# [REQUIREMENT]
Repeat, line for line, the entries printed below.

# [RECORDS SHOWN]
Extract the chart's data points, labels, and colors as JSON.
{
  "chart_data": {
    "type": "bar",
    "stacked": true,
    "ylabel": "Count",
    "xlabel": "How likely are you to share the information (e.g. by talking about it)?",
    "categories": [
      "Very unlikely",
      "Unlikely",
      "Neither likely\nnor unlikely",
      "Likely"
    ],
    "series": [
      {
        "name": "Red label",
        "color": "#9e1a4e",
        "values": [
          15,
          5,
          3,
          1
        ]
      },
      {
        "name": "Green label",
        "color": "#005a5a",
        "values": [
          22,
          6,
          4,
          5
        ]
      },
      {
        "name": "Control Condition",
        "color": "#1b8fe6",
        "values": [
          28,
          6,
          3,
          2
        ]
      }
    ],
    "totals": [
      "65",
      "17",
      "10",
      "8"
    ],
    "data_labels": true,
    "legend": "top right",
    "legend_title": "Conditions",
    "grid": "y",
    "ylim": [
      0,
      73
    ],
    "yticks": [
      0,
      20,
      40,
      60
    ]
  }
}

# [SOLUTION FOR THIS EXERCISE]
Extract the chart's data points, labels, and colors as JSON.
{
  "chart_data": {
    "type": "bar",
    "stacked": true,
    "ylabel": "Count",
    "xlabel": "How likely are you to share the information (e.g. by talking about it)?",
    "categories": [
      "Very unlikely",
      "Unlikely",
      "Neither likely\nnor unlikely",
      "Likely"
    ],
    "series": [
      {
        "name": "Red label",
        "color": "#9e1a4e",
        "values": [
          15,
          5,
          3,
          1
        ]
      },
      {
        "name": "Green label",
        "color": "#005a5a",
        "values": [
          22,
          6,
          4,
          5
        ]
      },
      {
        "name": "Control Condition",
        "color": "#1b8fe6",
        "values": [
          28,
          6,
          3,
          2
        ]
      }
    ],
    "totals": [
      "65",
      "17",
      "10",
      "8"
    ],
    "data_labels": true,
    "legend": "top right",
    "legend_title": "Conditions",
    "grid": "y",
    "ylim": [
      0,
      73
    ],
    "yticks": [
      0,
      20,
      40,
      60
    ]
  }
}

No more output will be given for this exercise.